■ Data entries ■
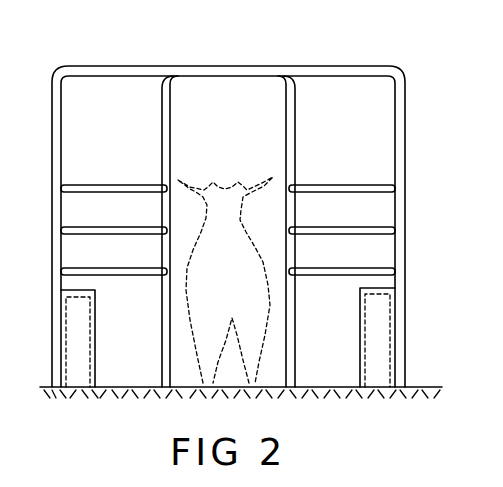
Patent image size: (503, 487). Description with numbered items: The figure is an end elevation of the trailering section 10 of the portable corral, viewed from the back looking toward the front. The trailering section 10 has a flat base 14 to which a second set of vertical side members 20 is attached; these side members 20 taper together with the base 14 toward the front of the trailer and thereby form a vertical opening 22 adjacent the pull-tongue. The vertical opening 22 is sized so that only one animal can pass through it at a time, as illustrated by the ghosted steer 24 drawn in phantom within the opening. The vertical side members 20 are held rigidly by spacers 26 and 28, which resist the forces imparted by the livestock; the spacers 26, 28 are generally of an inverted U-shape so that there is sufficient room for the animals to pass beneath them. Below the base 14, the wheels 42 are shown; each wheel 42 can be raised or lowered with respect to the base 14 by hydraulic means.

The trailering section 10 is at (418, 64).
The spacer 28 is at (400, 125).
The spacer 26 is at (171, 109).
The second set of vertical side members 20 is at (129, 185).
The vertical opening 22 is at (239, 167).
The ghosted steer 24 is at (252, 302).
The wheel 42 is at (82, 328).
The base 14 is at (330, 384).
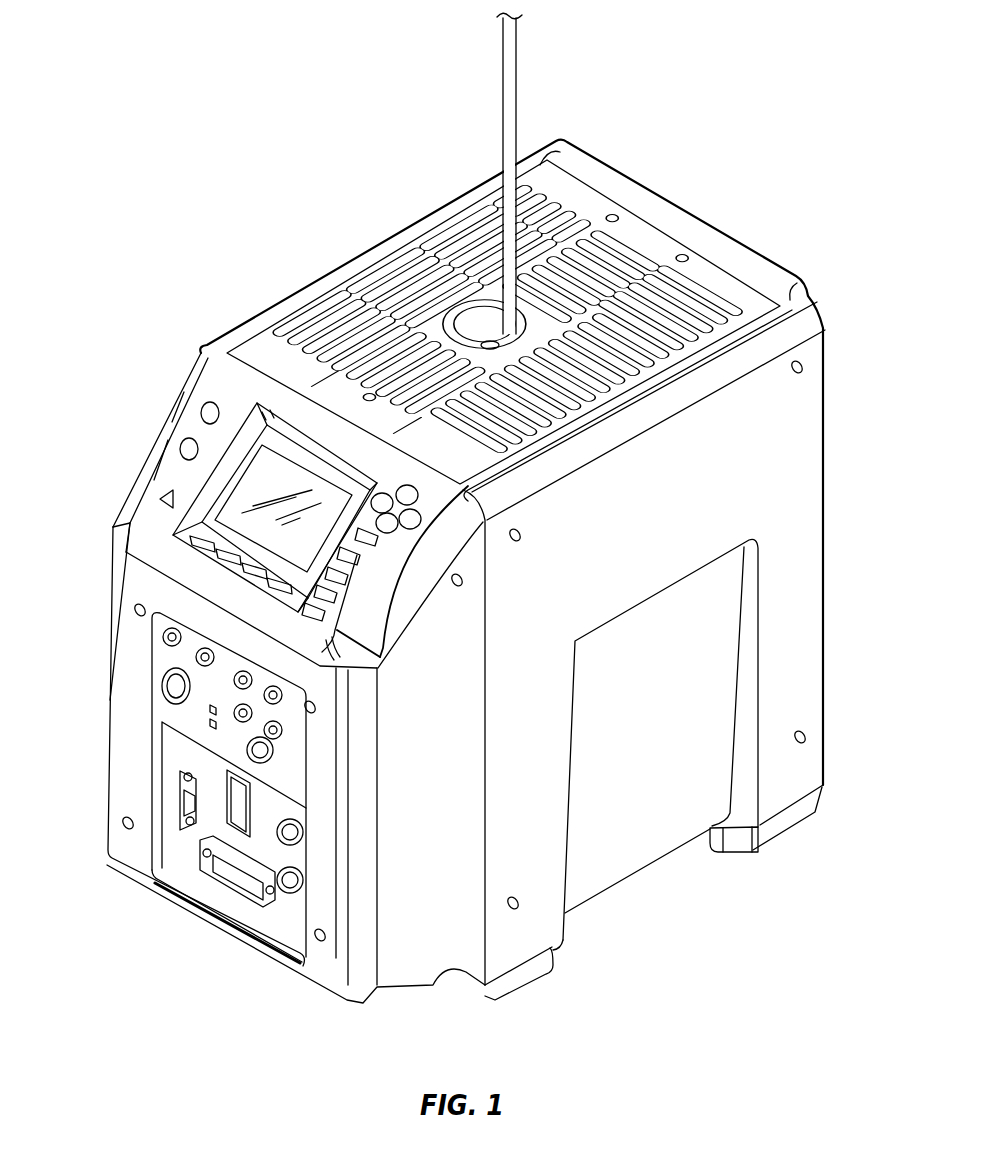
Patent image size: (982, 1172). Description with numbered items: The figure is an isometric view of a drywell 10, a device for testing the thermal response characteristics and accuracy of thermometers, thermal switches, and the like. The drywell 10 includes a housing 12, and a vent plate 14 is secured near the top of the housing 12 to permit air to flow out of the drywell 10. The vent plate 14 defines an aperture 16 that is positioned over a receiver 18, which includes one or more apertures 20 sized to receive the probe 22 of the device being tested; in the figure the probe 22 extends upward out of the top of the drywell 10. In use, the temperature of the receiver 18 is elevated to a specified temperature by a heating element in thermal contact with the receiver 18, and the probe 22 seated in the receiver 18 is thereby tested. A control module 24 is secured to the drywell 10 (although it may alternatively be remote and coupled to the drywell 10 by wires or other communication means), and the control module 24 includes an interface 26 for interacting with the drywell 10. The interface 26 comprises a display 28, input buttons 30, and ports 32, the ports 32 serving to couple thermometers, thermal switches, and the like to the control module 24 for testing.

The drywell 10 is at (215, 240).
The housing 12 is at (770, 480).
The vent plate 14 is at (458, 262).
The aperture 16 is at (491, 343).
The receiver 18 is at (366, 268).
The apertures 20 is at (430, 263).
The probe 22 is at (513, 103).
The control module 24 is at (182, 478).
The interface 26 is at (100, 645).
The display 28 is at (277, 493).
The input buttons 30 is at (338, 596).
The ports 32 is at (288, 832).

■ Problem description ■
Reproduce each of the rows above word for word, leaving the pictures out of your answer.

■ Complete output ■
Patent image size: (503, 487). Description with numbered items: The figure is an end elevation of the trailering section 10 of the portable corral, viewed from the back looking toward the front. The trailering section 10 has a flat base 14 to which a second set of vertical side members 20 is attached; these side members 20 taper together with the base 14 toward the front of the trailer and thereby form a vertical opening 22 adjacent the pull-tongue. The vertical opening 22 is sized so that only one animal can pass through it at a time, as illustrated by the ghosted steer 24 drawn in phantom within the opening. The vertical side members 20 are held rigidly by spacers 26 and 28, which resist the forces imparted by the livestock; the spacers 26, 28 are generally of an inverted U-shape so that there is sufficient room for the animals to pass beneath them. Below the base 14, the wheels 42 are shown; each wheel 42 can be raised or lowered with respect to the base 14 by hydraulic means.

The trailering section 10 is at (418, 64).
The spacer 28 is at (400, 125).
The spacer 26 is at (171, 109).
The second set of vertical side members 20 is at (129, 185).
The vertical opening 22 is at (239, 167).
The ghosted steer 24 is at (252, 302).
The wheel 42 is at (82, 328).
The base 14 is at (330, 384).
Patent image size: (982, 1172). Description with numbered items: The figure is an isometric view of a drywell 10, a device for testing the thermal response characteristics and accuracy of thermometers, thermal switches, and the like. The drywell 10 includes a housing 12, and a vent plate 14 is secured near the top of the housing 12 to permit air to flow out of the drywell 10. The vent plate 14 defines an aperture 16 that is positioned over a receiver 18, which includes one or more apertures 20 sized to receive the probe 22 of the device being tested; in the figure the probe 22 extends upward out of the top of the drywell 10. In use, the temperature of the receiver 18 is elevated to a specified temperature by a heating element in thermal contact with the receiver 18, and the probe 22 seated in the receiver 18 is thereby tested. A control module 24 is secured to the drywell 10 (although it may alternatively be remote and coupled to the drywell 10 by wires or other communication means), and the control module 24 includes an interface 26 for interacting with the drywell 10. The interface 26 comprises a display 28, input buttons 30, and ports 32, the ports 32 serving to couple thermometers, thermal switches, and the like to the control module 24 for testing.

The drywell 10 is at (215, 240).
The housing 12 is at (770, 480).
The vent plate 14 is at (458, 262).
The aperture 16 is at (491, 343).
The receiver 18 is at (366, 268).
The apertures 20 is at (430, 263).
The probe 22 is at (513, 103).
The control module 24 is at (182, 478).
The interface 26 is at (100, 645).
The display 28 is at (277, 493).
The input buttons 30 is at (338, 596).
The ports 32 is at (288, 832).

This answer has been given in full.